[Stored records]
*****
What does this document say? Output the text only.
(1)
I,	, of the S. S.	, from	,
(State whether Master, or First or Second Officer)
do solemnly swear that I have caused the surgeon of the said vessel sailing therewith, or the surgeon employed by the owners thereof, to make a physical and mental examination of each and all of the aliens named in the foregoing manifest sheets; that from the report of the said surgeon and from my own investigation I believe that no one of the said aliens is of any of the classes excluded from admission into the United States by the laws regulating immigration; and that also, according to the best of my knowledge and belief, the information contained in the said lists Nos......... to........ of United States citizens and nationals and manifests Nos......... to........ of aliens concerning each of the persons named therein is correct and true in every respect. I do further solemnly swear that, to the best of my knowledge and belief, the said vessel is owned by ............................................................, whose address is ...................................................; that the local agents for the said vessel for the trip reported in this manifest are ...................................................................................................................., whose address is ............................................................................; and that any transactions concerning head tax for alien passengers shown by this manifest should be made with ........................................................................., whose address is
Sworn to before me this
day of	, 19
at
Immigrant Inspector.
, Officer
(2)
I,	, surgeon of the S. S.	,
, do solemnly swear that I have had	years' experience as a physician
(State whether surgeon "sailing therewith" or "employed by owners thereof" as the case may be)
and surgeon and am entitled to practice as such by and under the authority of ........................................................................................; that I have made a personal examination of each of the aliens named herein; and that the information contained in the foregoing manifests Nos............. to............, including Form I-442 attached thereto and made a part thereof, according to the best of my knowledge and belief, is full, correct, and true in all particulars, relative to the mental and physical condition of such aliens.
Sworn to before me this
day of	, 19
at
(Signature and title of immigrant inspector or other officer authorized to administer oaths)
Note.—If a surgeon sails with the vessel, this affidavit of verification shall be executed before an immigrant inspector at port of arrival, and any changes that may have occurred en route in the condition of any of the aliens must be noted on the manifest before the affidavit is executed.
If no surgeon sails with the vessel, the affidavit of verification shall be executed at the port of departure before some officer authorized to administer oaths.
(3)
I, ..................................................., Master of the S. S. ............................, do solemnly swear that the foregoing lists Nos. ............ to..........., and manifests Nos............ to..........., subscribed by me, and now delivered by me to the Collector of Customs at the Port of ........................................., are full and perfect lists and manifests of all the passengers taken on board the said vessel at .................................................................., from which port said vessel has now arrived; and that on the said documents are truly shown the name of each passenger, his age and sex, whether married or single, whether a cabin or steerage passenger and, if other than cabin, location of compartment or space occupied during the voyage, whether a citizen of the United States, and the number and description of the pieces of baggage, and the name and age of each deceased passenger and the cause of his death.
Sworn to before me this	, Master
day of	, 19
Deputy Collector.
*****
Print every record exactly as it was given.

ANSWER TO THE PROBLEM:
What does this document say? Output the text only.
(1)
I,	, of the S. S.	, from	,
(State whether Master, or First or Second Officer)
do solemnly swear that I have caused the surgeon of the said vessel sailing therewith, or the surgeon employed by the owners thereof, to make a physical and mental examination of each and all of the aliens named in the foregoing manifest sheets; that from the report of the said surgeon and from my own investigation I believe that no one of the said aliens is of any of the classes excluded from admission into the United States by the laws regulating immigration; and that also, according to the best of my knowledge and belief, the information contained in the said lists Nos......... to........ of United States citizens and nationals and manifests Nos......... to........ of aliens concerning each of the persons named therein is correct and true in every respect. I do further solemnly swear that, to the best of my knowledge and belief, the said vessel is owned by ............................................................, whose address is ...................................................; that the local agents for the said vessel for the trip reported in this manifest are ...................................................................................................................., whose address is ............................................................................; and that any transactions concerning head tax for alien passengers shown by this manifest should be made with ........................................................................., whose address is
Sworn to before me this
day of	, 19
at
Immigrant Inspector.
, Officer
(2)
I,	, surgeon of the S. S.	,
, do solemnly swear that I have had	years' experience as a physician
(State whether surgeon "sailing therewith" or "employed by owners thereof" as the case may be)
and surgeon and am entitled to practice as such by and under the authority of ........................................................................................; that I have made a personal examination of each of the aliens named herein; and that the information contained in the foregoing manifests Nos............. to............, including Form I-442 attached thereto and made a part thereof, according to the best of my knowledge and belief, is full, correct, and true in all particulars, relative to the mental and physical condition of such aliens.
Sworn to before me this
day of	, 19
at
(Signature and title of immigrant inspector or other officer authorized to administer oaths)
Note.—If a surgeon sails with the vessel, this affidavit of verification shall be executed before an immigrant inspector at port of arrival, and any changes that may have occurred en route in the condition of any of the aliens must be noted on the manifest before the affidavit is executed.
If no surgeon sails with the vessel, the affidavit of verification shall be executed at the port of departure before some officer authorized to administer oaths.
(3)
I, ..................................................., Master of the S. S. ............................, do solemnly swear that the foregoing lists Nos. ............ to..........., and manifests Nos............ to..........., subscribed by me, and now delivered by me to the Collector of Customs at the Port of ........................................., are full and perfect lists and manifests of all the passengers taken on board the said vessel at .................................................................., from which port said vessel has now arrived; and that on the said documents are truly shown the name of each passenger, his age and sex, whether married or single, whether a cabin or steerage passenger and, if other than cabin, location of compartment or space occupied during the voyage, whether a citizen of the United States, and the number and description of the pieces of baggage, and the name and age of each deceased passenger and the cause of his death.
Sworn to before me this	, Master
day of	, 19
Deputy Collector.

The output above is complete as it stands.